━━ RECORDS TO USE
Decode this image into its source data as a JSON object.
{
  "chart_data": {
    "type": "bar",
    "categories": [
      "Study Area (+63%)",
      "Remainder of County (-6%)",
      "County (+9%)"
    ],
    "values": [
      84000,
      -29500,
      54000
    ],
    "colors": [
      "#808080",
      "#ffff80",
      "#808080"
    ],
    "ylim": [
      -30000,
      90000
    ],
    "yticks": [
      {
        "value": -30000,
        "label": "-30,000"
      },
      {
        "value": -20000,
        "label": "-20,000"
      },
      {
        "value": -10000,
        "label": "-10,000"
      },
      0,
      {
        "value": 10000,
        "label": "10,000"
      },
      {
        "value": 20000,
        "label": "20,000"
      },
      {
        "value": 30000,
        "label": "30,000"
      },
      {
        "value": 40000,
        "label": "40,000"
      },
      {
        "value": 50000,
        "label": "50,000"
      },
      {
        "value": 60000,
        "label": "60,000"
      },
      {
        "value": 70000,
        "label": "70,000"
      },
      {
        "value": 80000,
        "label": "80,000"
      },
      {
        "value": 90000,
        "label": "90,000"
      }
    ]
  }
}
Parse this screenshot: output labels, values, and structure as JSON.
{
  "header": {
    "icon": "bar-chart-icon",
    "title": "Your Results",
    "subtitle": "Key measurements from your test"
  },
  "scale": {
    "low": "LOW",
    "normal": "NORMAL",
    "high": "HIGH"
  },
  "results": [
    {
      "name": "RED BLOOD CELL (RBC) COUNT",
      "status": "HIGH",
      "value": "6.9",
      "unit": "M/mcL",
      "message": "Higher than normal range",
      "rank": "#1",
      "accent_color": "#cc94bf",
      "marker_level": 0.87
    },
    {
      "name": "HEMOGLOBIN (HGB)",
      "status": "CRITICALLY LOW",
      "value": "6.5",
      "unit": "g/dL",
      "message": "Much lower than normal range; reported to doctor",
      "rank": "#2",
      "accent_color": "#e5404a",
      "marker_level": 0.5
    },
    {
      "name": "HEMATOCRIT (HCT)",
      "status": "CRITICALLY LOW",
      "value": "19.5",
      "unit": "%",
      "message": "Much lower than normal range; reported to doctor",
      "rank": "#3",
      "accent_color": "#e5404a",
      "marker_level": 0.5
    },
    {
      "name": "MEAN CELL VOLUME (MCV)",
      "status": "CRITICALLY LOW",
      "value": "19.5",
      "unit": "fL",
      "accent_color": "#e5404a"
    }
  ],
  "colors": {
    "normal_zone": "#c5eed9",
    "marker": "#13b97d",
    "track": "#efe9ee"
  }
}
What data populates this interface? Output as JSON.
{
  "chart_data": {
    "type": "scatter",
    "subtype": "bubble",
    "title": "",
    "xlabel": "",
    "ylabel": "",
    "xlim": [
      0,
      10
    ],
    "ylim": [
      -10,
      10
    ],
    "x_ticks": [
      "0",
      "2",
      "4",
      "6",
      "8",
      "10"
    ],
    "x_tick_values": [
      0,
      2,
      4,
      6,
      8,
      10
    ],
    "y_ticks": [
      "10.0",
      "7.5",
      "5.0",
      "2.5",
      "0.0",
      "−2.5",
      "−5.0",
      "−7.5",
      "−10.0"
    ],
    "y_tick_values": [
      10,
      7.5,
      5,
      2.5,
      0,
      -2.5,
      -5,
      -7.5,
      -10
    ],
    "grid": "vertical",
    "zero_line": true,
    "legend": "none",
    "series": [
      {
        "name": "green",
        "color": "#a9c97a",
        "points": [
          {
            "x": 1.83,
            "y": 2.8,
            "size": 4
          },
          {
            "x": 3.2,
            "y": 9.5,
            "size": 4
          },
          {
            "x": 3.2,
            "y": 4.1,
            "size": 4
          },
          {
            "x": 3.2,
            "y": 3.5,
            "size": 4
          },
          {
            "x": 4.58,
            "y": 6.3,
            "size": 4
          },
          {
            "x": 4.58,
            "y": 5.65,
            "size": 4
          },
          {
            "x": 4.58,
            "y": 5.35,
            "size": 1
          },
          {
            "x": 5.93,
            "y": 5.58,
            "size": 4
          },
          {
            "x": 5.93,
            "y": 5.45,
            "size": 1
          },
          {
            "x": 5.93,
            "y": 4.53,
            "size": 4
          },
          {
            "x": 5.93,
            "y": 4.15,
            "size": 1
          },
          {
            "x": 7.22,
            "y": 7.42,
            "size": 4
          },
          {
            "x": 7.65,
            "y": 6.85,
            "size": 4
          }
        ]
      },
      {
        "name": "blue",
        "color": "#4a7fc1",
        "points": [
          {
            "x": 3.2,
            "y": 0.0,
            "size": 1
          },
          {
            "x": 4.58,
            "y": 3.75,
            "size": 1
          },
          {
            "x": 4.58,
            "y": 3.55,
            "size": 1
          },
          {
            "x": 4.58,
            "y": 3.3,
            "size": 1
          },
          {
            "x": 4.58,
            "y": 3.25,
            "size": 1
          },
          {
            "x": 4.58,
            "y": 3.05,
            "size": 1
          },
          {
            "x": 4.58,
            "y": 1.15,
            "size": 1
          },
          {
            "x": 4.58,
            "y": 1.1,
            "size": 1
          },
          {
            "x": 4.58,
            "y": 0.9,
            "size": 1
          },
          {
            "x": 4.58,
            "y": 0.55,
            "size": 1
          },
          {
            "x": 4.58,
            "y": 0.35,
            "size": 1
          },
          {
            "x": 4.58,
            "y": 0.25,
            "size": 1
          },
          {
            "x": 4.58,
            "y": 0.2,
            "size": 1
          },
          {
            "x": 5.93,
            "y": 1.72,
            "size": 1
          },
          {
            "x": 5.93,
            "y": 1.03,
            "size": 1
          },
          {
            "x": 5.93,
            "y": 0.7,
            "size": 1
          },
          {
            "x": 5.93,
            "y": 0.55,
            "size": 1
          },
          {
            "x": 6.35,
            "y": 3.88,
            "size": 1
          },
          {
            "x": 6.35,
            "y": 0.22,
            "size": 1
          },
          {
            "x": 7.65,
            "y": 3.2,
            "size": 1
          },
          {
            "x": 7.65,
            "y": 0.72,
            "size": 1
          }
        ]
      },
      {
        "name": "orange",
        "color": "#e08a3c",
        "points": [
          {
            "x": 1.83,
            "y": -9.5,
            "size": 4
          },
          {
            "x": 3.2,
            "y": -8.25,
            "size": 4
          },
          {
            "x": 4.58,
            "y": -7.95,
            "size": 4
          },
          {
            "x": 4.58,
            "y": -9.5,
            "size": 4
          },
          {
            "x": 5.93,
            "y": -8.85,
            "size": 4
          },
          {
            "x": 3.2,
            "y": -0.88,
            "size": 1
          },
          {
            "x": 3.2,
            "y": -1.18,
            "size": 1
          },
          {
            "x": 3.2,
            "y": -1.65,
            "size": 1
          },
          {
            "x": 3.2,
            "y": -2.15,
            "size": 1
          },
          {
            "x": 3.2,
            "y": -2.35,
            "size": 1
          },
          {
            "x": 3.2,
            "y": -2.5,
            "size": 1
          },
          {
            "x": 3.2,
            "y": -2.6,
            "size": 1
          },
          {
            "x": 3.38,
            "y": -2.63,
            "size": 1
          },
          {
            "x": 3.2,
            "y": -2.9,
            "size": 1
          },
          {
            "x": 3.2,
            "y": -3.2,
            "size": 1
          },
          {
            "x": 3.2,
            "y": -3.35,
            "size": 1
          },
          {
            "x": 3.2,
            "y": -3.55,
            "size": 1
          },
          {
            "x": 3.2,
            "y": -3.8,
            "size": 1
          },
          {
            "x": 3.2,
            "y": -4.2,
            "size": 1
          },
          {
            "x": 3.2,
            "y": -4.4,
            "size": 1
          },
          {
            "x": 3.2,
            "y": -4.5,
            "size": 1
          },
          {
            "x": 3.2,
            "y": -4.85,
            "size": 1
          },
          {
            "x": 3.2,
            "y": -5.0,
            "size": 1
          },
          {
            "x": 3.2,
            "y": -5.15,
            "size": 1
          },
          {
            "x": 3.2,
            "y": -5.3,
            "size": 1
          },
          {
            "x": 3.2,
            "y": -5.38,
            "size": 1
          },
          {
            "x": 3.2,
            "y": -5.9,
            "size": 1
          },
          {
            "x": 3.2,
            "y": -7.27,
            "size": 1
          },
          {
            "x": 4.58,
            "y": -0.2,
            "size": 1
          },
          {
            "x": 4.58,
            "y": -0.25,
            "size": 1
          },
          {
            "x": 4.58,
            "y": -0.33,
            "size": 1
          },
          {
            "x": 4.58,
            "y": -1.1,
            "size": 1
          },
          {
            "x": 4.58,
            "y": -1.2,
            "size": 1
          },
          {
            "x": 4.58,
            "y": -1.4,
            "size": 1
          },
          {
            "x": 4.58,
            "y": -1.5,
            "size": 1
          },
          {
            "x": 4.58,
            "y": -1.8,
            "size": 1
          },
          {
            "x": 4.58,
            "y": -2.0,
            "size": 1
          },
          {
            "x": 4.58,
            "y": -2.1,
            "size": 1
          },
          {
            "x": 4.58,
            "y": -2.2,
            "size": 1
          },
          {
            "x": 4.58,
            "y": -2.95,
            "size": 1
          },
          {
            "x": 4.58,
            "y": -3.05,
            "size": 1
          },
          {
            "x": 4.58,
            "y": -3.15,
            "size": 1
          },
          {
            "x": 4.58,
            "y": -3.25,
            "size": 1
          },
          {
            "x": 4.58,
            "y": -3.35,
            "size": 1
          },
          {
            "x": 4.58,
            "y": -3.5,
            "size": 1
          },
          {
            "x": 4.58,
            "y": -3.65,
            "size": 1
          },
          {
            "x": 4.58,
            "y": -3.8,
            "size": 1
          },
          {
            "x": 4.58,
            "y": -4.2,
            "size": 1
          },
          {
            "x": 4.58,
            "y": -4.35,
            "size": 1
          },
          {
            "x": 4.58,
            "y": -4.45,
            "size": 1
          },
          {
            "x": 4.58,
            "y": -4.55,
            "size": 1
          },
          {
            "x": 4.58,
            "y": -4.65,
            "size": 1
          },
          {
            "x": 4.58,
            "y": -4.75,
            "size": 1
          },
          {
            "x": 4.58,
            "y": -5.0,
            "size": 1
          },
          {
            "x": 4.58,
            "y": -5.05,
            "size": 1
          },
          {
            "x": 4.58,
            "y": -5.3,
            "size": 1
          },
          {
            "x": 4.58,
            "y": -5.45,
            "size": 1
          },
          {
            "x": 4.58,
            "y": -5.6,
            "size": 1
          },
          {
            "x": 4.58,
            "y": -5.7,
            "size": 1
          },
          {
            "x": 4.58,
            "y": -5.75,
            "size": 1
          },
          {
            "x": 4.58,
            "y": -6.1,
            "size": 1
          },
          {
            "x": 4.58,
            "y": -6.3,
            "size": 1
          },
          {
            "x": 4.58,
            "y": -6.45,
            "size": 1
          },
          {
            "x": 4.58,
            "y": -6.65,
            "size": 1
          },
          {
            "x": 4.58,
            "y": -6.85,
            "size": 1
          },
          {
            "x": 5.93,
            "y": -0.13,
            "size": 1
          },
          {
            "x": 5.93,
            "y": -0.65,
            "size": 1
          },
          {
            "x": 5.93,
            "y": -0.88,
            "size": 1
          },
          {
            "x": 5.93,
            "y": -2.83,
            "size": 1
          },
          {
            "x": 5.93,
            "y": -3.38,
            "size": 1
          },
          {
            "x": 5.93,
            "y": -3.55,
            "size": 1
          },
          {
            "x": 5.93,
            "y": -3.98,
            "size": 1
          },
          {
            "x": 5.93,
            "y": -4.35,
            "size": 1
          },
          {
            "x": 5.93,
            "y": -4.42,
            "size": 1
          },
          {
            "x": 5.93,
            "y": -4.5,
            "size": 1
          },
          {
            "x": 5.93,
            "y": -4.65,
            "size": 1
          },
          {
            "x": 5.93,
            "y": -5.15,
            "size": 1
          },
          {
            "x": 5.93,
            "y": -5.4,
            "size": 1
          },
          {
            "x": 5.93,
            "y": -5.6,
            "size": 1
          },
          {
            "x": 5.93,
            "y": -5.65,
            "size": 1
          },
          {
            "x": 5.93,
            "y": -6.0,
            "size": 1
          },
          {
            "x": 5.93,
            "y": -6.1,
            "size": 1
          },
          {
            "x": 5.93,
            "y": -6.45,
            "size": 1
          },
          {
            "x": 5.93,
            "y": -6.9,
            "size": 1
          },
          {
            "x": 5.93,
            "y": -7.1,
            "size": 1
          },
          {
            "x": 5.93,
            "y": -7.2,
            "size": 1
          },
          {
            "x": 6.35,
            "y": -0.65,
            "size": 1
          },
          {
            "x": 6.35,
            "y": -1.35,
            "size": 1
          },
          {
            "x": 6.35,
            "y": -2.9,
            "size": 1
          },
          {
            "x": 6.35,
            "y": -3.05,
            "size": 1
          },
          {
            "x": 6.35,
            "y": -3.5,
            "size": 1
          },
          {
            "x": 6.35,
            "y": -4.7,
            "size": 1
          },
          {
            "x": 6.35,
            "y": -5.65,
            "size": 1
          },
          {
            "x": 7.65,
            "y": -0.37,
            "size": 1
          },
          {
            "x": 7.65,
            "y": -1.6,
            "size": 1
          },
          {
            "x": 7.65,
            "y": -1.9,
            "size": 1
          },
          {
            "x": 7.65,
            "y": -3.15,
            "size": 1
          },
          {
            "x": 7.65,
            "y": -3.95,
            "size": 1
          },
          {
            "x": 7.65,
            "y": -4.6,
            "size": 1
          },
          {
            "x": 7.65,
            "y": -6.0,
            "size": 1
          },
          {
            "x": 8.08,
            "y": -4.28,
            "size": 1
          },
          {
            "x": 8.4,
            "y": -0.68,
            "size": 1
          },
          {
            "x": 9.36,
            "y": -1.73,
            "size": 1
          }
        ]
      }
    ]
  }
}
━━━━
PROBLEM DESCRIPTION ▸ In the records above, find each line with the word "CELL" and copy it.

RESPONSE BELOW ▸
      "name": "RED BLOOD CELL (RBC) COUNT",
      "name": "MEAN CELL VOLUME (MCV)",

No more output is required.